Dataset rows about figures
↓↓↓
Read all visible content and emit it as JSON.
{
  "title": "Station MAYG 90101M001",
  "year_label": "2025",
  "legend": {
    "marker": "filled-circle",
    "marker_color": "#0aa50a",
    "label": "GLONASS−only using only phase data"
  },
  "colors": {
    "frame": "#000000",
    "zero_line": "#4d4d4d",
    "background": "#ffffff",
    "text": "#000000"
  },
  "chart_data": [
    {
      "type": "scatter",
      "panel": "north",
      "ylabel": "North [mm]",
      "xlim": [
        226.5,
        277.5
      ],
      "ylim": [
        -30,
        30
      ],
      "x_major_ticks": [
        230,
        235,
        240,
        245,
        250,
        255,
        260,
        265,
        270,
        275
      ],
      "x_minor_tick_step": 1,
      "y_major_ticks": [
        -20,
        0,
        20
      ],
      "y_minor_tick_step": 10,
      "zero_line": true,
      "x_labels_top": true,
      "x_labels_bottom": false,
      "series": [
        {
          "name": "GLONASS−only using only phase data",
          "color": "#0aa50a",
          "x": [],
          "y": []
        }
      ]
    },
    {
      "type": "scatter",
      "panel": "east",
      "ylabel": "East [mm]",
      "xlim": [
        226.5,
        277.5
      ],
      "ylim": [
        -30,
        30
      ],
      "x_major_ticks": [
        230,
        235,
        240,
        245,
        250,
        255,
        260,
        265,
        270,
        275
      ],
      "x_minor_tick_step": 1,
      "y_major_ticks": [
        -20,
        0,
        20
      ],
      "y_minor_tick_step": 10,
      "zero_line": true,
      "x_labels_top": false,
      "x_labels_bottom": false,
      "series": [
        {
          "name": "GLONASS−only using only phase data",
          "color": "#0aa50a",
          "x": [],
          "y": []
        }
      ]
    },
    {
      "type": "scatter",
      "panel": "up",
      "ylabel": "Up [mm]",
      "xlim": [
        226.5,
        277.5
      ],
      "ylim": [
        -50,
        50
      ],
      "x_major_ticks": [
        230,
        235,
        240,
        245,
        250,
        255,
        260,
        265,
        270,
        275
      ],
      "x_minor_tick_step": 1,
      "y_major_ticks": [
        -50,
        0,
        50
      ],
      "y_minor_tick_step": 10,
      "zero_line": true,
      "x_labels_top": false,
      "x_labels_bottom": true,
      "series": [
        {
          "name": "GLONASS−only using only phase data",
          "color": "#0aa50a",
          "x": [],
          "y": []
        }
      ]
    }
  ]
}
↑↑↑
**SET TASK**:
Quote each line of the data above exactly as written.

**CORRECT ANSWER**:
Read all visible content and emit it as JSON.
{
  "title": "Station MAYG 90101M001",
  "year_label": "2025",
  "legend": {
    "marker": "filled-circle",
    "marker_color": "#0aa50a",
    "label": "GLONASS−only using only phase data"
  },
  "colors": {
    "frame": "#000000",
    "zero_line": "#4d4d4d",
    "background": "#ffffff",
    "text": "#000000"
  },
  "chart_data": [
    {
      "type": "scatter",
      "panel": "north",
      "ylabel": "North [mm]",
      "xlim": [
        226.5,
        277.5
      ],
      "ylim": [
        -30,
        30
      ],
      "x_major_ticks": [
        230,
        235,
        240,
        245,
        250,
        255,
        260,
        265,
        270,
        275
      ],
      "x_minor_tick_step": 1,
      "y_major_ticks": [
        -20,
        0,
        20
      ],
      "y_minor_tick_step": 10,
      "zero_line": true,
      "x_labels_top": true,
      "x_labels_bottom": false,
      "series": [
        {
          "name": "GLONASS−only using only phase data",
          "color": "#0aa50a",
          "x": [],
          "y": []
        }
      ]
    },
    {
      "type": "scatter",
      "panel": "east",
      "ylabel": "East [mm]",
      "xlim": [
        226.5,
        277.5
      ],
      "ylim": [
        -30,
        30
      ],
      "x_major_ticks": [
        230,
        235,
        240,
        245,
        250,
        255,
        260,
        265,
        270,
        275
      ],
      "x_minor_tick_step": 1,
      "y_major_ticks": [
        -20,
        0,
        20
      ],
      "y_minor_tick_step": 10,
      "zero_line": true,
      "x_labels_top": false,
      "x_labels_bottom": false,
      "series": [
        {
          "name": "GLONASS−only using only phase data",
          "color": "#0aa50a",
          "x": [],
          "y": []
        }
      ]
    },
    {
      "type": "scatter",
      "panel": "up",
      "ylabel": "Up [mm]",
      "xlim": [
        226.5,
        277.5
      ],
      "ylim": [
        -50,
        50
      ],
      "x_major_ticks": [
        230,
        235,
        240,
        245,
        250,
        255,
        260,
        265,
        270,
        275
      ],
      "x_minor_tick_step": 1,
      "y_major_ticks": [
        -50,
        0,
        50
      ],
      "y_minor_tick_step": 10,
      "zero_line": true,
      "x_labels_top": false,
      "x_labels_bottom": true,
      "series": [
        {
          "name": "GLONASS−only using only phase data",
          "color": "#0aa50a",
          "x": [],
          "y": []
        }
      ]
    }
  ]
}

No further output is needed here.